→ TEXT TO READ:

No photos of the setup just yet.
This is probably easy for those that might have done it. Maybe?
Got an RF output at 7Mhz c400W using one of those broadband dual SSPA LDMOS things, NXP sent me some nice samples even though explained I was qrp, anyway pretty sure there might be some mixing product output at 3.5Mz and 14Mhz as well as higher (no surprises really) before necessary filtering. Exciter sending either single carrier or 2 tone stuff (I have something was from Far Circuits that can send a matrix of up to 8 different tones in pairs). So just to see how effective different filtering options were as I originally though the extra signals/ 'problem' was due to a cheap audio amp 65V SMPS being used but it wasn't as I borrowed an expensive supply and saw the same issues.

(Dataset entries)

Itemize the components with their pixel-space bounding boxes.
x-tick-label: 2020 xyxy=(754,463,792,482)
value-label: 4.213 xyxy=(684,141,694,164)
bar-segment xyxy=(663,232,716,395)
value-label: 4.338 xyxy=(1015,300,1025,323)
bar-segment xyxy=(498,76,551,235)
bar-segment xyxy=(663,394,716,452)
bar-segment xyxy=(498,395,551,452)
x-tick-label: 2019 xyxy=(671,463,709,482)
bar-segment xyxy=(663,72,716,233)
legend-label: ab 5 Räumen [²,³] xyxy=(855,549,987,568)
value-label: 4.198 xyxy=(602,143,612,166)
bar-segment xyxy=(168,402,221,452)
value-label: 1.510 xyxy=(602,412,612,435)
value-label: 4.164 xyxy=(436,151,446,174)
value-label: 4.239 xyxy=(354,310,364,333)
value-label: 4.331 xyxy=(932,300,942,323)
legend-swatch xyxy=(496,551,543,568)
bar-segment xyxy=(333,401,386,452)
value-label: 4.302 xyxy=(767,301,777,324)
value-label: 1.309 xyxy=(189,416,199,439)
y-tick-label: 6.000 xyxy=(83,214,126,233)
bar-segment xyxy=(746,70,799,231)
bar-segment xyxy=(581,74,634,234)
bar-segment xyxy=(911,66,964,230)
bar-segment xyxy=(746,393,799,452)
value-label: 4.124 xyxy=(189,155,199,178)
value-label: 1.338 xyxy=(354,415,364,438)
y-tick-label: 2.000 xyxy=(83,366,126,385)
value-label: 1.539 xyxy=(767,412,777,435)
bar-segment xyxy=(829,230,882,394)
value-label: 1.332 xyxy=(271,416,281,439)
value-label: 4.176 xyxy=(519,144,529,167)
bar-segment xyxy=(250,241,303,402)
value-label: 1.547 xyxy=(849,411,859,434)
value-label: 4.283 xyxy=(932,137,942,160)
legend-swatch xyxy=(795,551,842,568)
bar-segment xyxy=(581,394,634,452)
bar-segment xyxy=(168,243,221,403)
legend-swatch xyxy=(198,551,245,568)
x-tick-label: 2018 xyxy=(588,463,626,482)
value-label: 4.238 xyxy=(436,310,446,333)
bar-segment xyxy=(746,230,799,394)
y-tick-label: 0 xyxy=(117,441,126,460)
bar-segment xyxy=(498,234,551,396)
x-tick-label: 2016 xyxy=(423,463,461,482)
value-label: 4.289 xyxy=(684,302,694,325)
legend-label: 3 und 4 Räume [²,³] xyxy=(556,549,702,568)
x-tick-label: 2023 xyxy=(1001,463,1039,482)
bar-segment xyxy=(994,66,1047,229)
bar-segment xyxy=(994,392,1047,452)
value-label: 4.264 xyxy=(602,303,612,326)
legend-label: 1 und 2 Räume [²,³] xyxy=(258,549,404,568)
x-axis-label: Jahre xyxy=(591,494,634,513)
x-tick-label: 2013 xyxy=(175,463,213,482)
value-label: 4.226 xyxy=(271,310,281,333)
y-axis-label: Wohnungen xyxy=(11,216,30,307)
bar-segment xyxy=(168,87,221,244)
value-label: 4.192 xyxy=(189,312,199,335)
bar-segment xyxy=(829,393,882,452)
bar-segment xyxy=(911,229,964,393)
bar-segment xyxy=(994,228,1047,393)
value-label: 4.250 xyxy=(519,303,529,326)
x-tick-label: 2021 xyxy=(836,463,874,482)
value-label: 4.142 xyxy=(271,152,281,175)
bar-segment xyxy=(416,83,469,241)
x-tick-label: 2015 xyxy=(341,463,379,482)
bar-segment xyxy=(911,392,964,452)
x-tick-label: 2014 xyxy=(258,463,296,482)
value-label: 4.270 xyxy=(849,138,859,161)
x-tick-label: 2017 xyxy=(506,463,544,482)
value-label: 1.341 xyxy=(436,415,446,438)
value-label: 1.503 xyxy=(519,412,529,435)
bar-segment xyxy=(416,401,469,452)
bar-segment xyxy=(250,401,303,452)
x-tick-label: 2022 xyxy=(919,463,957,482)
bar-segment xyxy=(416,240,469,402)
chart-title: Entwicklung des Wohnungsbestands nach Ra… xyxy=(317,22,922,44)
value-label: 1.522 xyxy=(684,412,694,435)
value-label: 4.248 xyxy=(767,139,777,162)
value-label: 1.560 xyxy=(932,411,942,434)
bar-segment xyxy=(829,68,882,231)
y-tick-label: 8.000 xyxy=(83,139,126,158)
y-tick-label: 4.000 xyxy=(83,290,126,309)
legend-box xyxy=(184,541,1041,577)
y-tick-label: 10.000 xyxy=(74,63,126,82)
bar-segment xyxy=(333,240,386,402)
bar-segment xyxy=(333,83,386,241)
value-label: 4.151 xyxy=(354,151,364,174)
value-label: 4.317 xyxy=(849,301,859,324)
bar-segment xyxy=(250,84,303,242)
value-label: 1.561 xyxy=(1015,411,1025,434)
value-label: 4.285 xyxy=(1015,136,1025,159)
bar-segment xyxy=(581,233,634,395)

→ REQUESTS:
1. Return the passage of the RF amplifier post that begins with the words containing "Got an RF output" and ends with "the same issues.".
2. Output as a JSON list of strings the entries from their first line through the line containing "value-label: 4.264 xyxy=(602,303,612,326)", both included. Give one string per line and omit any blank lines.
The RF amplifier post and the entries are unrelated to each other.

→ COMPLETE ANSWERS:
1.
Got an RF output at 7Mhz c400W using one of those broadband dual SSPA LDMOS things, NXP sent me some nice samples even though explained I was qrp, anyway pretty sure there might be some mixing product output at 3.5Mz and 14Mhz as well as higher (no surprises really) before necessary filtering. Exciter sending either single carrier or 2 tone stuff (I have something was from Far Circuits that can send a matrix of up to 8 different tones in pairs). So just to see how effective different filtering options were as I originally though the extra signals/ 'problem' was due to a cheap audio amp 65V SMPS being used but it wasn't as I borrowed an expensive supply and saw the same issues.

2.
[
  "Itemize the components with their pixel-space bounding boxes.",
  "x-tick-label: 2020 xyxy=(754,463,792,482)",
  "value-label: 4.213 xyxy=(684,141,694,164)",
  "bar-segment xyxy=(663,232,716,395)",
  "value-label: 4.338 xyxy=(1015,300,1025,323)",
  "bar-segment xyxy=(498,76,551,235)",
  "bar-segment xyxy=(663,394,716,452)",
  "bar-segment xyxy=(498,395,551,452)",
  "x-tick-label: 2019 xyxy=(671,463,709,482)",
  "bar-segment xyxy=(663,72,716,233)",
  "legend-label: ab 5 Räumen [²,³] xyxy=(855,549,987,568)",
  "value-label: 4.198 xyxy=(602,143,612,166)",
  "bar-segment xyxy=(168,402,221,452)",
  "value-label: 1.510 xyxy=(602,412,612,435)",
  "value-label: 4.164 xyxy=(436,151,446,174)",
  "value-label: 4.239 xyxy=(354,310,364,333)",
  "value-label: 4.331 xyxy=(932,300,942,323)",
  "legend-swatch xyxy=(496,551,543,568)",
  "bar-segment xyxy=(333,401,386,452)",
  "value-label: 4.302 xyxy=(767,301,777,324)",
  "value-label: 1.309 xyxy=(189,416,199,439)",
  "y-tick-label: 6.000 xyxy=(83,214,126,233)",
  "bar-segment xyxy=(746,70,799,231)",
  "bar-segment xyxy=(581,74,634,234)",
  "bar-segment xyxy=(911,66,964,230)",
  "bar-segment xyxy=(746,393,799,452)",
  "value-label: 4.124 xyxy=(189,155,199,178)",
  "value-label: 1.338 xyxy=(354,415,364,438)",
  "y-tick-label: 2.000 xyxy=(83,366,126,385)",
  "value-label: 1.539 xyxy=(767,412,777,435)",
  "bar-segment xyxy=(829,230,882,394)",
  "value-label: 1.332 xyxy=(271,416,281,439)",
  "value-label: 4.176 xyxy=(519,144,529,167)",
  "bar-segment xyxy=(250,241,303,402)",
  "value-label: 1.547 xyxy=(849,411,859,434)",
  "value-label: 4.283 xyxy=(932,137,942,160)",
  "legend-swatch xyxy=(795,551,842,568)",
  "bar-segment xyxy=(581,394,634,452)",
  "bar-segment xyxy=(168,243,221,403)",
  "legend-swatch xyxy=(198,551,245,568)",
  "x-tick-label: 2018 xyxy=(588,463,626,482)",
  "value-label: 4.238 xyxy=(436,310,446,333)",
  "bar-segment xyxy=(746,230,799,394)",
  "y-tick-label: 0 xyxy=(117,441,126,460)",
  "bar-segment xyxy=(498,234,551,396)",
  "x-tick-label: 2016 xyxy=(423,463,461,482)",
  "value-label: 4.289 xyxy=(684,302,694,325)",
  "legend-label: 3 und 4 Räume [²,³] xyxy=(556,549,702,568)",
  "x-tick-label: 2023 xyxy=(1001,463,1039,482)",
  "bar-segment xyxy=(994,66,1047,229)",
  "bar-segment xyxy=(994,392,1047,452)",
  "value-label: 4.264 xyxy=(602,303,612,326)"
]